#### Work required
Without including the pictures, copy out every line below.

++++ Records shown

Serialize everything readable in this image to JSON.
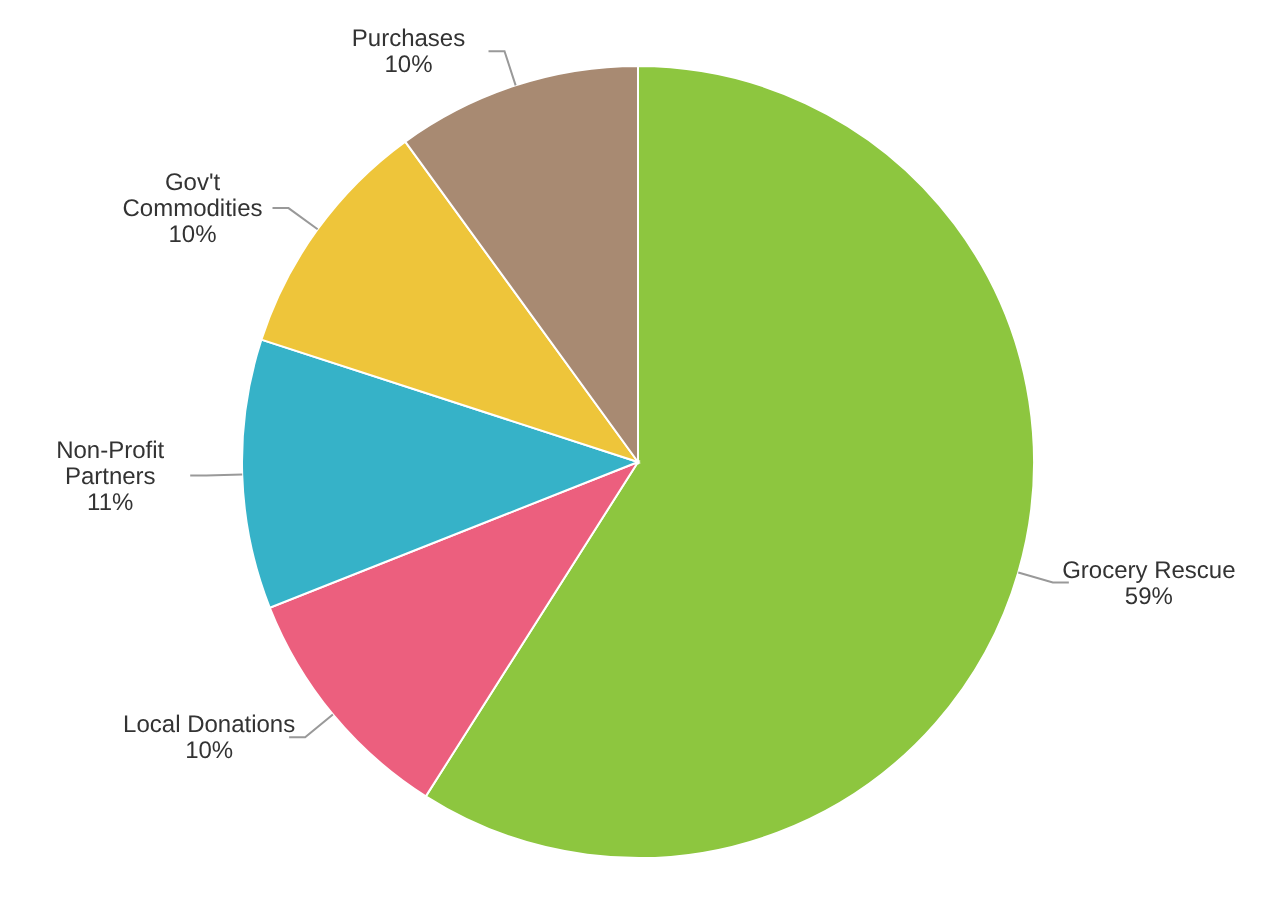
{
  "chart_data": {
    "type": "pie",
    "categories": [
      "Grocery Rescue",
      "Local Donations",
      "Non-Profit\nPartners",
      "Gov't\nCommodities",
      "Purchases"
    ],
    "values": [
      59,
      10,
      11,
      10,
      10
    ],
    "colors": [
      "#8dc63f",
      "#ec5f7e",
      "#36b2c8",
      "#eec53a",
      "#a88a72"
    ],
    "value_labels": [
      "59%",
      "10%",
      "11%",
      "10%",
      "10%"
    ]
  }
}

++++++++

#### The reply
Serialize everything readable in this image to JSON.
{
  "chart_data": {
    "type": "pie",
    "categories": [
      "Grocery Rescue",
      "Local Donations",
      "Non-Profit\nPartners",
      "Gov't\nCommodities",
      "Purchases"
    ],
    "values": [
      59,
      10,
      11,
      10,
      10
    ],
    "colors": [
      "#8dc63f",
      "#ec5f7e",
      "#36b2c8",
      "#eec53a",
      "#a88a72"
    ],
    "value_labels": [
      "59%",
      "10%",
      "11%",
      "10%",
      "10%"
    ]
  }
}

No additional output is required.